PROBLEM DETAILS: Identify every line in the records below that contains the word "ยงเหน", and copy each of those lines.

SOURCE RECORDS:
──────────

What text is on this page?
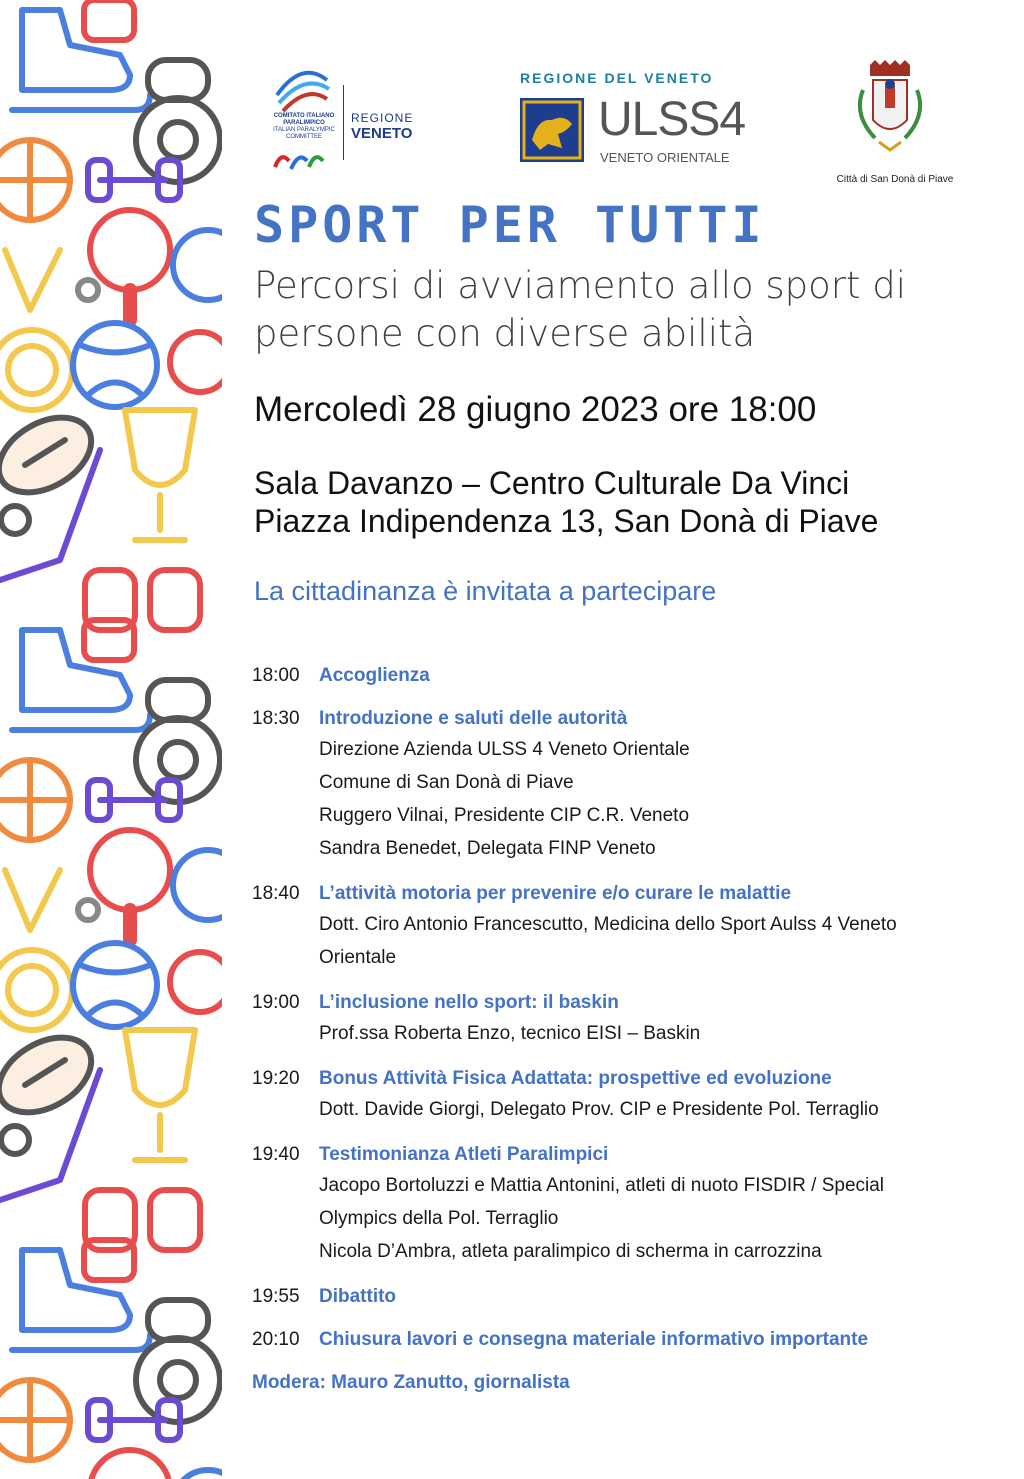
COMITATO ITALIANO
PARALIMPICO
ITALIAN PARALYMPIC
COMMITTEE
REGIONE
VENETO
REGIONE DEL VENETO
ULSS4
VENETO ORIENTALE
Città di San Donà di Piave
SPORT PER TUTTI

Percorsi di avviamento allo sport di persone con diverse abilità

Mercoledì 28 giugno 2023 ore 18:00

Sala Davanzo – Centro Culturale Da Vinci
Piazza Indipendenza 13, San Donà di Piave

La cittadinanza è invitata a partecipare

18:00	Accoglienza
18:30	Introduzione e saluti delle autorità
Direzione Azienda ULSS 4 Veneto Orientale
Comune di San Donà di Piave
Ruggero Vilnai, Presidente CIP C.R. Veneto
Sandra Benedet, Delegata FINP Veneto
18:40	L’attività motoria per prevenire e/o curare le malattie
Dott. Ciro Antonio Francescutto, Medicina dello Sport Aulss 4 Veneto
Orientale
19:00	L’inclusione nello sport: il baskin
Prof.ssa Roberta Enzo, tecnico EISI – Baskin
19:20	Bonus Attività Fisica Adattata: prospettive ed evoluzione
Dott. Davide Giorgi, Delegato Prov. CIP e Presidente Pol. Terraglio
19:40	Testimonianza Atleti Paralimpici
Jacopo Bortoluzzi e Mattia Antonini, atleti di nuoto FISDIR / Special
Olympics della Pol. Terraglio
Nicola D’Ambra, atleta paralimpico di scherma in carrozzina
19:55	Dibattito
20:10	Chiusura lavori e consegna materiale informativo importante
Modera: Mauro Zanutto, giornalista
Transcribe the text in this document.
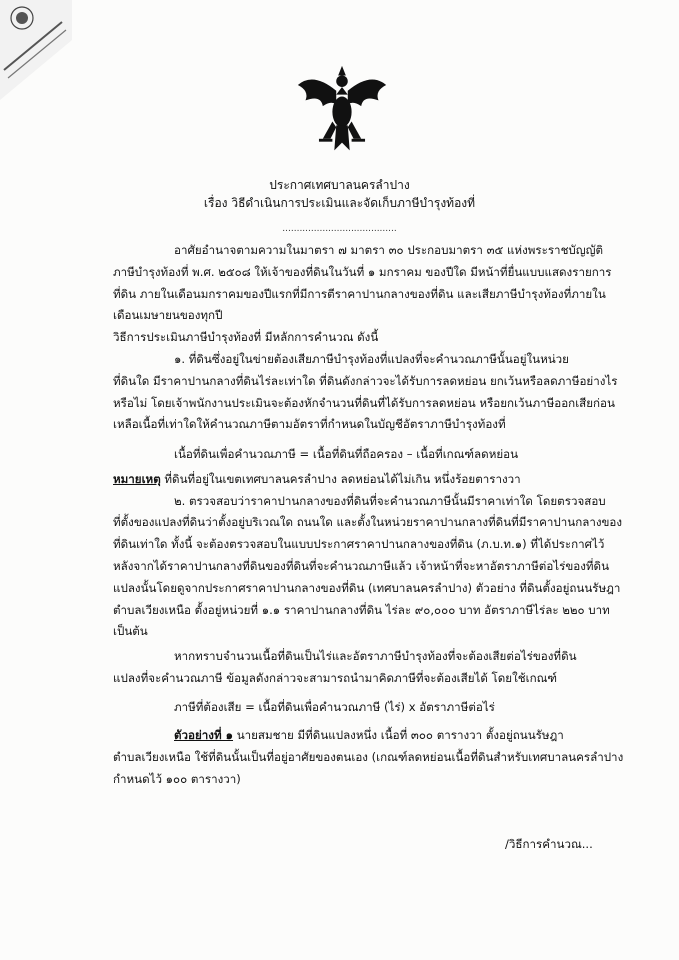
ประกาศเทศบาลนครลำปาง
เรื่อง วิธีดำเนินการประเมินและจัดเก็บภาษีบำรุงท้องที่
........................................
อาศัยอำนาจตามความในมาตรา ๗ มาตรา ๓๐ ประกอบมาตรา ๓๕ แห่งพระราชบัญญัติ
ภาษีบำรุงท้องที่ พ.ศ. ๒๕๐๘ ให้เจ้าของที่ดินในวันที่ ๑ มกราคม ของปีใด มีหน้าที่ยื่นแบบแสดงรายการ
ที่ดิน ภายในเดือนมกราคมของปีแรกที่มีการตีราคาปานกลางของที่ดิน และเสียภาษีบำรุงท้องที่ภายใน
เดือนเมษายนของทุกปี
วิธีการประเมินภาษีบำรุงท้องที่ มีหลักการคำนวณ ดังนี้
๑. ที่ดินซึ่งอยู่ในข่ายต้องเสียภาษีบำรุงท้องที่แปลงที่จะคำนวณภาษีนั้นอยู่ในหน่วย
ที่ดินใด มีราคาปานกลางที่ดินไร่ละเท่าใด ที่ดินดังกล่าวจะได้รับการลดหย่อน ยกเว้นหรือลดภาษีอย่างไร
หรือไม่ โดยเจ้าพนักงานประเมินจะต้องหักจำนวนที่ดินที่ได้รับการลดหย่อน หรือยกเว้นภาษีออกเสียก่อน
เหลือเนื้อที่เท่าใดให้คำนวณภาษีตามอัตราที่กำหนดในบัญชีอัตราภาษีบำรุงท้องที่
เนื้อที่ดินเพื่อคำนวณภาษี = เนื้อที่ดินที่ถือครอง – เนื้อที่เกณฑ์ลดหย่อน
หมายเหตุ ที่ดินที่อยู่ในเขตเทศบาลนครลำปาง ลดหย่อนได้ไม่เกิน หนึ่งร้อยตารางวา
๒. ตรวจสอบว่าราคาปานกลางของที่ดินที่จะคำนวณภาษีนั้นมีราคาเท่าใด โดยตรวจสอบ
ที่ตั้งของแปลงที่ดินว่าตั้งอยู่บริเวณใด ถนนใด และตั้งในหน่วยราคาปานกลางที่ดินที่มีราคาปานกลางของ
ที่ดินเท่าใด ทั้งนี้ จะต้องตรวจสอบในแบบประกาศราคาปานกลางของที่ดิน (ภ.บ.ท.๑) ที่ได้ประกาศไว้
หลังจากได้ราคาปานกลางที่ดินของที่ดินที่จะคำนวณภาษีแล้ว เจ้าหน้าที่จะหาอัตราภาษีต่อไร่ของที่ดิน
แปลงนั้นโดยดูจากประกาศราคาปานกลางของที่ดิน (เทศบาลนครลำปาง) ตัวอย่าง ที่ดินตั้งอยู่ถนนรัษฎา
ตำบลเวียงเหนือ ตั้งอยู่หน่วยที่ ๑.๑ ราคาปานกลางที่ดิน ไร่ละ ๙๐,๐๐๐ บาท อัตราภาษีไร่ละ ๒๒๐ บาท
เป็นต้น
หากทราบจำนวนเนื้อที่ดินเป็นไร่และอัตราภาษีบำรุงท้องที่จะต้องเสียต่อไร่ของที่ดิน
แปลงที่จะคำนวณภาษี ข้อมูลดังกล่าวจะสามารถนำมาคิดภาษีที่จะต้องเสียได้ โดยใช้เกณฑ์
ภาษีที่ต้องเสีย = เนื้อที่ดินเพื่อคำนวณภาษี (ไร่) x อัตราภาษีต่อไร่
ตัวอย่างที่ ๑ นายสมชาย มีที่ดินแปลงหนึ่ง เนื้อที่ ๓๐๐ ตารางวา ตั้งอยู่ถนนรัษฎา
ตำบลเวียงเหนือ ใช้ที่ดินนั้นเป็นที่อยู่อาศัยของตนเอง (เกณฑ์ลดหย่อนเนื้อที่ดินสำหรับเทศบาลนครลำปาง
กำหนดไว้ ๑๐๐ ตารางวา)
/วิธีการคำนวณ...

──────────

ANSWER TO THIS TASK:
ตำบลเวียงเหนือ ตั้งอยู่หน่วยที่ ๑.๑ ราคาปานกลางที่ดิน ไร่ละ ๙๐,๐๐๐ บาท อัตราภาษีไร่ละ ๒๒๐ บาท
ตำบลเวียงเหนือ ใช้ที่ดินนั้นเป็นที่อยู่อาศัยของตนเอง (เกณฑ์ลดหย่อนเนื้อที่ดินสำหรับเทศบาลนครลำปาง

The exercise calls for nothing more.